[Dataset rows]
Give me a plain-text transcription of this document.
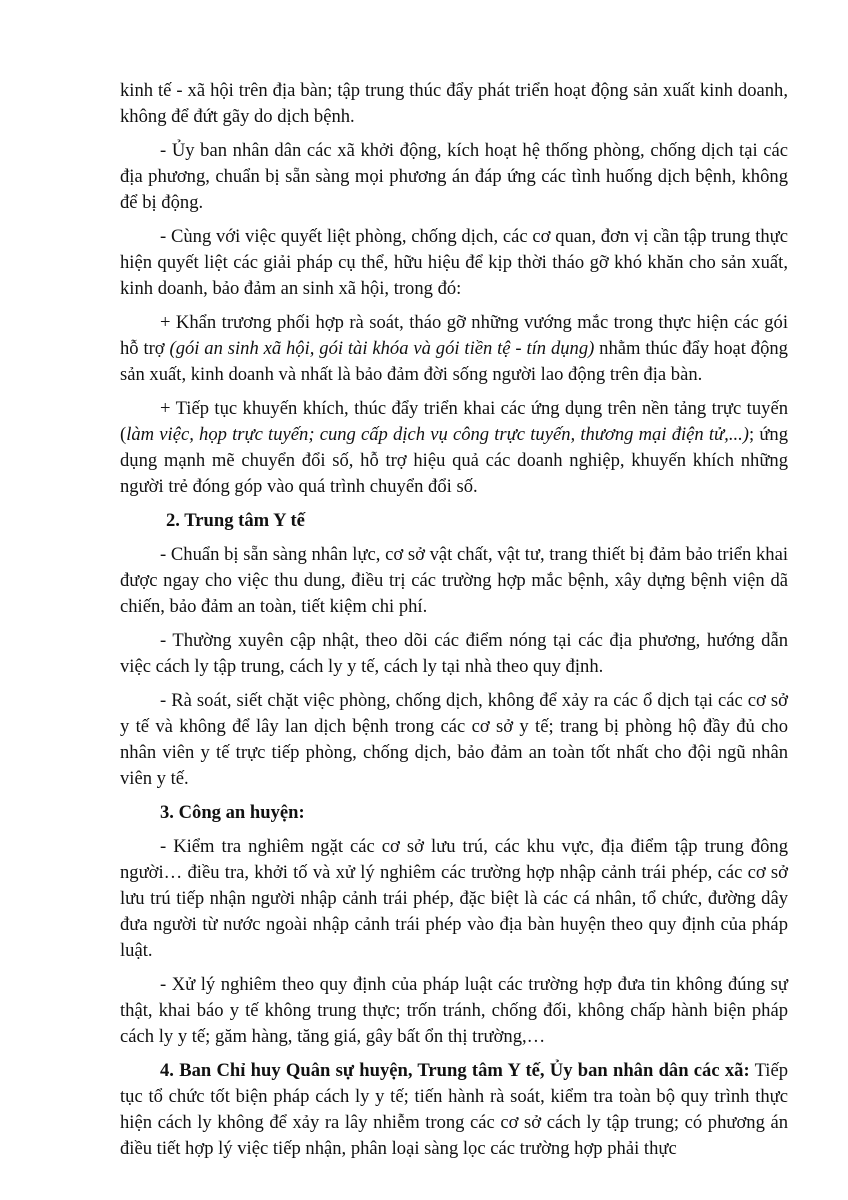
kinh tế - xã hội trên địa bàn; tập trung thúc đẩy phát triển hoạt động sản xuất kinh doanh, không để đứt gãy do dịch bệnh.

- Ủy ban nhân dân các xã khởi động, kích hoạt hệ thống phòng, chống dịch tại các địa phương, chuẩn bị sẵn sàng mọi phương án đáp ứng các tình huống dịch bệnh, không để bị động.

- Cùng với việc quyết liệt phòng, chống dịch, các cơ quan, đơn vị cần tập trung thực hiện quyết liệt các giải pháp cụ thể, hữu hiệu để kịp thời tháo gỡ khó khăn cho sản xuất, kinh doanh, bảo đảm an sinh xã hội, trong đó:

+ Khẩn trương phối hợp rà soát, tháo gỡ những vướng mắc trong thực hiện các gói hỗ trợ (gói an sinh xã hội, gói tài khóa và gói tiền tệ - tín dụng) nhằm thúc đẩy hoạt động sản xuất, kinh doanh và nhất là bảo đảm đời sống người lao động trên địa bàn.

+ Tiếp tục khuyến khích, thúc đẩy triển khai các ứng dụng trên nền tảng trực tuyến (làm việc, họp trực tuyến; cung cấp dịch vụ công trực tuyến, thương mại điện tử,...); ứng dụng mạnh mẽ chuyển đổi số, hỗ trợ hiệu quả các doanh nghiệp, khuyến khích những người trẻ đóng góp vào quá trình chuyển đổi số.

2. Trung tâm Y tế

- Chuẩn bị sẵn sàng nhân lực, cơ sở vật chất, vật tư, trang thiết bị đảm bảo triển khai được ngay cho việc thu dung, điều trị các trường hợp mắc bệnh, xây dựng bệnh viện dã chiến, bảo đảm an toàn, tiết kiệm chi phí.

- Thường xuyên cập nhật, theo dõi các điểm nóng tại các địa phương, hướng dẫn việc cách ly tập trung, cách ly y tế, cách ly tại nhà theo quy định.

- Rà soát, siết chặt việc phòng, chống dịch, không để xảy ra các ổ dịch tại các cơ sở y tế và không để lây lan dịch bệnh trong các cơ sở y tế; trang bị phòng hộ đầy đủ cho nhân viên y tế trực tiếp phòng, chống dịch, bảo đảm an toàn tốt nhất cho đội ngũ nhân viên y tế.

3. Công an huyện:

- Kiểm tra nghiêm ngặt các cơ sở lưu trú, các khu vực, địa điểm tập trung đông người… điều tra, khởi tố và xử lý nghiêm các trường hợp nhập cảnh trái phép, các cơ sở lưu trú tiếp nhận người nhập cảnh trái phép, đặc biệt là các cá nhân, tổ chức, đường dây đưa người từ nước ngoài nhập cảnh trái phép vào địa bàn huyện theo quy định của pháp luật.

- Xử lý nghiêm theo quy định của pháp luật các trường hợp đưa tin không đúng sự thật, khai báo y tế không trung thực; trốn tránh, chống đối, không chấp hành biện pháp cách ly y tế; găm hàng, tăng giá, gây bất ổn thị trường,…

4. Ban Chỉ huy Quân sự huyện, Trung tâm Y tế, Ủy ban nhân dân các xã: Tiếp tục tổ chức tốt biện pháp cách ly y tế; tiến hành rà soát, kiểm tra toàn bộ quy trình thực hiện cách ly không để xảy ra lây nhiễm trong các cơ sở cách ly tập trung; có phương án điều tiết hợp lý việc tiếp nhận, phân loại sàng lọc các trường hợp phải thực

→ Task directions:
Filter the records above for "chức" and copy every matching line.

→ Answer to this exercise:
- Kiểm tra nghiêm ngặt các cơ sở lưu trú, các khu vực, địa điểm tập trung đông người… điều tra, khởi tố và xử lý nghiêm các trường hợp nhập cảnh trái phép, các cơ sở lưu trú tiếp nhận người nhập cảnh trái phép, đặc biệt là các cá nhân, tổ chức, đường dây đưa người từ nước ngoài nhập cảnh trái phép vào địa bàn huyện theo quy định của pháp luật.
4. Ban Chỉ huy Quân sự huyện, Trung tâm Y tế, Ủy ban nhân dân các xã: Tiếp tục tổ chức tốt biện pháp cách ly y tế; tiến hành rà soát, kiểm tra toàn bộ quy trình thực hiện cách ly không để xảy ra lây nhiễm trong các cơ sở cách ly tập trung; có phương án điều tiết hợp lý việc tiếp nhận, phân loại sàng lọc các trường hợp phải thực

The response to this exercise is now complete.